Collection entries
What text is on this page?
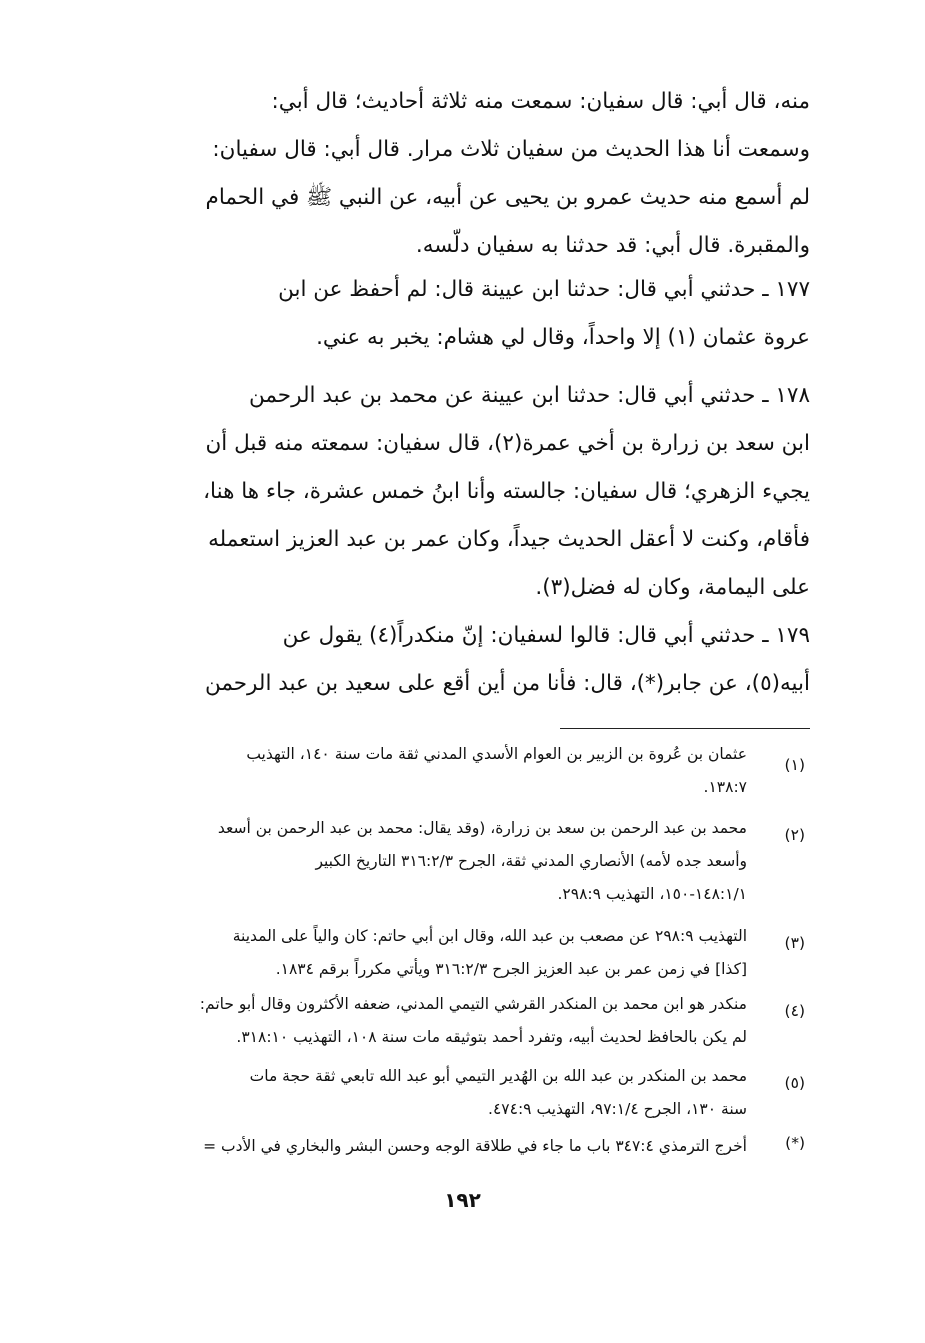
منه، قال أبي: قال سفيان: سمعت منه ثلاثة أحاديث؛ قال أبي:
وسمعت أنا هذا الحديث من سفيان ثلاث مرار. قال أبي: قال سفيان:
لم أسمع منه حديث عمرو بن يحيى عن أبيه، عن النبي ﷺ في الحمام
والمقبرة. قال أبي: قد حدثنا به سفيان دلّسه.
١٧٧ ـ حدثني أبي قال: حدثنا ابن عيينة قال: لم أحفظ عن ابن
عروة عثمان (١) إلا واحداً، وقال لي هشام: يخبر به عني.
١٧٨ ـ حدثني أبي قال: حدثنا ابن عيينة عن محمد بن عبد الرحمن
ابن سعد بن زرارة بن أخي عمرة(٢)، قال سفيان: سمعته منه قبل أن
يجيء الزهري؛ قال سفيان: جالسته وأنا ابنُ خمس عشرة، جاء ها هنا،
فأقام، وكنت لا أعقل الحديث جيداً، وكان عمر بن عبد العزيز استعمله
على اليمامة، وكان له فضل(٣).
١٧٩ ـ حدثني أبي قال: قالوا لسفيان: إنّ منكدراً(٤) يقول عن
أبيه(٥)، عن جابر(*)، قال: فأنا من أين أقع على سعيد بن عبد الرحمن
(١)
عثمان بن عُروة بن الزبير بن العوام الأسدي المدني ثقة مات سنة ١٤٠، التهذيب
١٣٨:٧.
(٢)
محمد بن عبد الرحمن بن سعد بن زرارة، (وقد يقال: محمد بن عبد الرحمن بن أسعد
وأسعد جده لأمه) الأنصاري المدني ثقة، الجرح ٣١٦:٢/٣ التاريخ الكبير
١٤٨:١/١-١٥٠، التهذيب ٢٩٨:٩.
(٣)
التهذيب ٢٩٨:٩ عن مصعب بن عبد الله، وقال ابن أبي حاتم: كان والياً على المدينة
[كذا] في زمن عمر بن عبد العزيز الجرح ٣١٦:٢/٣ ويأتي مكرراً برقم ١٨٣٤.
(٤)
منكدر هو ابن محمد بن المنكدر القرشي التيمي المدني، ضعفه الأكثرون وقال أبو حاتم:
لم يكن بالحافظ لحديث أبيه، وتفرد أحمد بتوثيقه مات سنة ١٠٨، التهذيب ٣١٨:١٠.
(٥)
محمد بن المنكدر بن عبد الله بن الهُدير التيمي أبو عبد الله تابعي ثقة حجة مات
سنة ١٣٠، الجرح ٩٧:١/٤، التهذيب ٤٧٤:٩.
(*)
أخرج الترمذي ٣٤٧:٤ باب ما جاء في طلاقة الوجه وحسن البشر والبخاري في الأدب =
١٩٢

### Written problem
Repeat the material above word for word, please, apart from its images.

### Complete response
What text is on this page?
منه، قال أبي: قال سفيان: سمعت منه ثلاثة أحاديث؛ قال أبي:
وسمعت أنا هذا الحديث من سفيان ثلاث مرار. قال أبي: قال سفيان:
لم أسمع منه حديث عمرو بن يحيى عن أبيه، عن النبي ﷺ في الحمام
والمقبرة. قال أبي: قد حدثنا به سفيان دلّسه.
١٧٧ ـ حدثني أبي قال: حدثنا ابن عيينة قال: لم أحفظ عن ابن
عروة عثمان (١) إلا واحداً، وقال لي هشام: يخبر به عني.
١٧٨ ـ حدثني أبي قال: حدثنا ابن عيينة عن محمد بن عبد الرحمن
ابن سعد بن زرارة بن أخي عمرة(٢)، قال سفيان: سمعته منه قبل أن
يجيء الزهري؛ قال سفيان: جالسته وأنا ابنُ خمس عشرة، جاء ها هنا،
فأقام، وكنت لا أعقل الحديث جيداً، وكان عمر بن عبد العزيز استعمله
على اليمامة، وكان له فضل(٣).
١٧٩ ـ حدثني أبي قال: قالوا لسفيان: إنّ منكدراً(٤) يقول عن
أبيه(٥)، عن جابر(*)، قال: فأنا من أين أقع على سعيد بن عبد الرحمن
(١)
عثمان بن عُروة بن الزبير بن العوام الأسدي المدني ثقة مات سنة ١٤٠، التهذيب
١٣٨:٧.
(٢)
محمد بن عبد الرحمن بن سعد بن زرارة، (وقد يقال: محمد بن عبد الرحمن بن أسعد
وأسعد جده لأمه) الأنصاري المدني ثقة، الجرح ٣١٦:٢/٣ التاريخ الكبير
١٤٨:١/١-١٥٠، التهذيب ٢٩٨:٩.
(٣)
التهذيب ٢٩٨:٩ عن مصعب بن عبد الله، وقال ابن أبي حاتم: كان والياً على المدينة
[كذا] في زمن عمر بن عبد العزيز الجرح ٣١٦:٢/٣ ويأتي مكرراً برقم ١٨٣٤.
(٤)
منكدر هو ابن محمد بن المنكدر القرشي التيمي المدني، ضعفه الأكثرون وقال أبو حاتم:
لم يكن بالحافظ لحديث أبيه، وتفرد أحمد بتوثيقه مات سنة ١٠٨، التهذيب ٣١٨:١٠.
(٥)
محمد بن المنكدر بن عبد الله بن الهُدير التيمي أبو عبد الله تابعي ثقة حجة مات
سنة ١٣٠، الجرح ٩٧:١/٤، التهذيب ٤٧٤:٩.
(*)
أخرج الترمذي ٣٤٧:٤ باب ما جاء في طلاقة الوجه وحسن البشر والبخاري في الأدب =
١٩٢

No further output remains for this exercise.